◆ **EXERCISE GOAL**: Render into Spanish the sentence "The primary outcome was progression-free survival." from the trial abstract below.

◆ **PROVIDED PASSAGE**:
---+---

Phase 2 randomized controlled trial of intravenous or intraperitoneal paclitaxel plus mFOLFOX6 vs. mFOLFOX6 as first-line treatment of advanced gastric cancer

• Published in: Frontiers in oncology Vol. 12; p. 850242
• Main Authors: Zhao, Shen, Su, Liyu, Chen, Yigui, Li, Xiaofeng, Lin, Peicheng, Chen, Wujin, Fang, Wenzheng, Zhu, Jinfeng, Li, Hui, Ren, Liping, Liu, Jie, Hong, Yanni, Lin, Shaowei, Fan, Nanfeng, Lin, Rongbo
• Format: Journal Article
• Language: English
• Published: Frontiers Media S.A 07.09.2022
• Subjects: advanced; gastric cancer; intraperitoneal; intravenous; Oncology; paclitaxel
• ISSN: 2234-943X; 2234-943X
• DOI: 10.3389/fonc.2022.850242

Objective We conducted a phase 2 trial to compare the safety and efficacy of intravenous paclitaxel or intraperitoneal paclitaxel plus mFOLFOX6 vs. mFOLFOX6 in untreated advanced gastric cancer. Methods Participants with untreated advanced gastric cancer were randomly assigned (1:1:1) to: intravenous paclitaxel 135 mg/m 2 or intraperitoneal paclitaxel 80 mg/m 2 plus mFOLFOX6 omitting bolus fluorouracil; or mFOLFOX6 (oxaliplatin 85 mg/m 2 , leucovorin 400 mg/m 2 , fluorouracil 400 mg/m 2 bolus, fluorouracil 2,400 mg/m 2 46-h continuous infusion). Treatment was every 14 days for up to 9 cycles followed by S-1 maintenance. The primary outcome was progression-free survival. Results Of 90 enrolled participants, 30 in the intravenous paclitaxel group, 29 in the intraperitoneal paclitaxel group, and 30 in the mFOLFOX6 group were included in the analyses. The median progression-free survival was 6.52, 5.83, and 4.55 months, respectively, for the intravenous paclitaxel group, intraperitoneal paclitaxel group, and mFOLFOX6 group. The hazard ratios were 0.56 (95% CI: 0.33–0.94; p = 0.026) and 0.56 (95% CI: 0.33–0.96; p = 0.037), respectively, for the intravenous paclitaxel group and the intraperitoneal paclitaxel group vs. the mFOLFOX6 group. The most common grade 3/4 adverse events for the intravenous paclitaxel group, intraperitoneal paclitaxel group, and mFOLFOX6 group, respectively, were neutropenia (30.0%, 34.5%, 33.3%), diarrhea (13.3%, 20.7%, 13.3%), and leukopenia (10.0%, 13.8%, 10.0%). No treatment-related death occurred. Conclusion The findings of this phase 2 trial suggest that adding intravenous paclitaxel or intraperitoneal paclitaxel to mFOLFOX6 for untreated advanced gastric cancer improved progression-free survival with manageable adverse events.

---+---

◆ **Stored data**:
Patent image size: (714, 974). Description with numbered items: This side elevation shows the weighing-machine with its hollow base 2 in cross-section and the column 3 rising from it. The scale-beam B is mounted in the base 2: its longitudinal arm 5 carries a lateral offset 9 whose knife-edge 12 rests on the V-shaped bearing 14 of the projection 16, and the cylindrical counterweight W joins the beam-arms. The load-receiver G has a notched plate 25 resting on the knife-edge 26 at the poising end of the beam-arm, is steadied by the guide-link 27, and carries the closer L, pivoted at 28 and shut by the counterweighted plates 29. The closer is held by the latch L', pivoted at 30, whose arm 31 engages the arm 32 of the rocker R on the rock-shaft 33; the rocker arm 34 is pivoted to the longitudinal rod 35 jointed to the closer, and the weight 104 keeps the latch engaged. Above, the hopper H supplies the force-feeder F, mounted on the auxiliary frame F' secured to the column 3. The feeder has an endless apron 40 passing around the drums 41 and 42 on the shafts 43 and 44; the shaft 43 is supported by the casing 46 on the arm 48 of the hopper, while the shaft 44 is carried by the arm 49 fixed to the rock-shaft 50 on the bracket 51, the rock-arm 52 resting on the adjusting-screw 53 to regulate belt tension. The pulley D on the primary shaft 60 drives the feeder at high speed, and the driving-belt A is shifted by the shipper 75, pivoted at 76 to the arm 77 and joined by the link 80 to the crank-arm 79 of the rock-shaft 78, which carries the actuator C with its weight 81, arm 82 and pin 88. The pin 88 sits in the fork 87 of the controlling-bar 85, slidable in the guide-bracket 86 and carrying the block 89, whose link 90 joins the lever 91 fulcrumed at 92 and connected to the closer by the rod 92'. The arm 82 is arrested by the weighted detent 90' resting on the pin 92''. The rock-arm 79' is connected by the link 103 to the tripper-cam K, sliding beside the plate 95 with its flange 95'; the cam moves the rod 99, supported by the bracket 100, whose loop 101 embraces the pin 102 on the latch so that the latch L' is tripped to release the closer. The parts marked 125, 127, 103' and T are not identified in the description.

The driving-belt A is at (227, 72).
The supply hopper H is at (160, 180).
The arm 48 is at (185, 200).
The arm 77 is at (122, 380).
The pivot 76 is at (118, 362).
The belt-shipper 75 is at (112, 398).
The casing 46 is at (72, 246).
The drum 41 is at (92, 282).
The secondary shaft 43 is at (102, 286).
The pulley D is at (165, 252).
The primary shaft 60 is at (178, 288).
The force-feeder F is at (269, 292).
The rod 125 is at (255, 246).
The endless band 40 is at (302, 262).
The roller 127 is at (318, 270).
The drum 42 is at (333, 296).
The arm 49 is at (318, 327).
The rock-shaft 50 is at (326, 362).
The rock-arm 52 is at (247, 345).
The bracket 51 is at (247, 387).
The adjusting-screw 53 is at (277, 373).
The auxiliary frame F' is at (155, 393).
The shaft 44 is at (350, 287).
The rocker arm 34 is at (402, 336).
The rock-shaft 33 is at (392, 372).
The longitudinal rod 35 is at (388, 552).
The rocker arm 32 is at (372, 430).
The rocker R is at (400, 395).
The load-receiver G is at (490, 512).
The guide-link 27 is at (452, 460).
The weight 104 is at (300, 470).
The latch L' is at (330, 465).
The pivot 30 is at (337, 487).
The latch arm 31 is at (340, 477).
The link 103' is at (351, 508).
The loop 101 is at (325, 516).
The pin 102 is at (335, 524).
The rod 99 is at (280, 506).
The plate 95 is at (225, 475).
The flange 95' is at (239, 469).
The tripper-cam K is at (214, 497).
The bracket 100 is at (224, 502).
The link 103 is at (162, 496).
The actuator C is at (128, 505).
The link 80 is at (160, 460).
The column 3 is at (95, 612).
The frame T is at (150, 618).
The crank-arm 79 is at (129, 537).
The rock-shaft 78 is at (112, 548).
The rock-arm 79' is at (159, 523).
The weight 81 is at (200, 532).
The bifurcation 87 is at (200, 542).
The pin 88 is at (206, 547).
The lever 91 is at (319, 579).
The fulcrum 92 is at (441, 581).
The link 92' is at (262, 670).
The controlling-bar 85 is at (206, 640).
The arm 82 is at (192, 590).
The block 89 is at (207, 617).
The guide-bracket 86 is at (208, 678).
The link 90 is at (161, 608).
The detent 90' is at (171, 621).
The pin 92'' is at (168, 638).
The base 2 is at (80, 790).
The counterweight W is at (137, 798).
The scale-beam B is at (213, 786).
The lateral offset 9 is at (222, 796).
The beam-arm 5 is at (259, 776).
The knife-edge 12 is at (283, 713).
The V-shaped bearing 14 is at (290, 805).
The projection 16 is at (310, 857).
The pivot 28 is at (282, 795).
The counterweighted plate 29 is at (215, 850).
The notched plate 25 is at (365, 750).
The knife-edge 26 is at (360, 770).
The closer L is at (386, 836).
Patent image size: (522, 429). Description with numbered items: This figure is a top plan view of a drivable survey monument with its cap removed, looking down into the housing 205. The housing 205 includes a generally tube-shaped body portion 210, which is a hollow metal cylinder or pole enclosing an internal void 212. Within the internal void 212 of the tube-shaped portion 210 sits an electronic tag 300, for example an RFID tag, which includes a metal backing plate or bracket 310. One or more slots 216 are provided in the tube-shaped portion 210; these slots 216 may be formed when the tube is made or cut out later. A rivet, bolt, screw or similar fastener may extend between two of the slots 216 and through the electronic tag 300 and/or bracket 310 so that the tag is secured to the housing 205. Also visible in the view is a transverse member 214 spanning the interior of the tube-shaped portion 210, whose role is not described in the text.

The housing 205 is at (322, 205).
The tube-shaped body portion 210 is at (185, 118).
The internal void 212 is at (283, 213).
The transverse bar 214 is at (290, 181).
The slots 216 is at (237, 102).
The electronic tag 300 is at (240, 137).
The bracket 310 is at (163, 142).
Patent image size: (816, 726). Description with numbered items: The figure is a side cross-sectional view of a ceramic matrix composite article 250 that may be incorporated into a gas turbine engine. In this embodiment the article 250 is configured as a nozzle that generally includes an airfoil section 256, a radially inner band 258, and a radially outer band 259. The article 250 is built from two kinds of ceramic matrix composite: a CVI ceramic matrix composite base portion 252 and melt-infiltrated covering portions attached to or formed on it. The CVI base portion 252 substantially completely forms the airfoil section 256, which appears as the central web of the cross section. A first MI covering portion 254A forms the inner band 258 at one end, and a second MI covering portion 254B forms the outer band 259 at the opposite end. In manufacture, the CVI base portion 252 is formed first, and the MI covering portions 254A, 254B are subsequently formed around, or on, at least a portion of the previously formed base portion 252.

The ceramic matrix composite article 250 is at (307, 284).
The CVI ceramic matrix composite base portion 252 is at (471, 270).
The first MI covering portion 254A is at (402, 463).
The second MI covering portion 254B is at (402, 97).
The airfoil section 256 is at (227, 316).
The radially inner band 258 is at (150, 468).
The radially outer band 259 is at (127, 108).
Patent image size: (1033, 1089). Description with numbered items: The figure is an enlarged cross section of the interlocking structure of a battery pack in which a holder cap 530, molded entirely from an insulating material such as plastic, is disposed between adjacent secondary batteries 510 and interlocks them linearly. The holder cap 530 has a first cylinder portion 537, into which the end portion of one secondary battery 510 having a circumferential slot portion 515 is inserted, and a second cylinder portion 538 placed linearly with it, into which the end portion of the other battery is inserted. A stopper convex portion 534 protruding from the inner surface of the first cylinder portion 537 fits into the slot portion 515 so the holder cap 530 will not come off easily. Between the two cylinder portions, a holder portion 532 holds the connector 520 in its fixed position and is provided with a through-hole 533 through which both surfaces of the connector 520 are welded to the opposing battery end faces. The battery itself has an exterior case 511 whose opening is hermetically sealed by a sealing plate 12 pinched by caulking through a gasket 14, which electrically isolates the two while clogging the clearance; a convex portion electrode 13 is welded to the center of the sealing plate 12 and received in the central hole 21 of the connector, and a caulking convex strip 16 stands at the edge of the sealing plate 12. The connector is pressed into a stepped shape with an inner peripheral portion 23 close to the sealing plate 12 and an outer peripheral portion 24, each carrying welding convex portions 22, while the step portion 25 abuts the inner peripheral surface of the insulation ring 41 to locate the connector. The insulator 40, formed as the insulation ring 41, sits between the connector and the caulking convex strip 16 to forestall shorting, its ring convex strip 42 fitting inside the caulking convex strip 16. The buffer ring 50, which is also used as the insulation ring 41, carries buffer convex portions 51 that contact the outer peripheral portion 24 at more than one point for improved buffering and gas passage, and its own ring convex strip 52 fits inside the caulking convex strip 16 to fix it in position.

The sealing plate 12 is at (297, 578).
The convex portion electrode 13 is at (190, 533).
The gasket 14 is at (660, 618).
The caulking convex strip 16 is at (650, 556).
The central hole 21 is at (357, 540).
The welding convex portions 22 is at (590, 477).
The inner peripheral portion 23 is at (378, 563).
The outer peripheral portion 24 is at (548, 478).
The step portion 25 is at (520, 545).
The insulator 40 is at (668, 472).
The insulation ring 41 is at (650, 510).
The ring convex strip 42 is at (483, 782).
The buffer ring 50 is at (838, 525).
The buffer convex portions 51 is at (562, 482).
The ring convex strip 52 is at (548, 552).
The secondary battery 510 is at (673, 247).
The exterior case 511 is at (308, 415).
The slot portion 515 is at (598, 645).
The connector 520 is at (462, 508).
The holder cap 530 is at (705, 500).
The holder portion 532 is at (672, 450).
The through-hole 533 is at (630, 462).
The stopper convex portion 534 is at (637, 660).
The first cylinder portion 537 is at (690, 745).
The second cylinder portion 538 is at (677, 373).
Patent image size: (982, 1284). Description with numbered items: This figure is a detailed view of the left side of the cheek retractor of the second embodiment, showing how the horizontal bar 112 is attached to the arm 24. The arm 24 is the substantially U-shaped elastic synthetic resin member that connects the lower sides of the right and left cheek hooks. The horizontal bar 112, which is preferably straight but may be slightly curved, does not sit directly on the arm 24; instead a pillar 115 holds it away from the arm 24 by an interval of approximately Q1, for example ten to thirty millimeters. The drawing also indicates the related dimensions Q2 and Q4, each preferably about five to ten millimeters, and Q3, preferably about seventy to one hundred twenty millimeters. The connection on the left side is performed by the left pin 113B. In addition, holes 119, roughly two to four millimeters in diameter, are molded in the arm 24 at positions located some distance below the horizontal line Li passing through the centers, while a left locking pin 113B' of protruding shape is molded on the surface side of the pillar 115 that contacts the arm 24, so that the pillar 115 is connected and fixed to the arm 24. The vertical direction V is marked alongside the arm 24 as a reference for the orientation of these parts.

---+---

◆ **EXERCISE RESULT**: El criterio de valoración principal fue la supervivencia libre de progresión.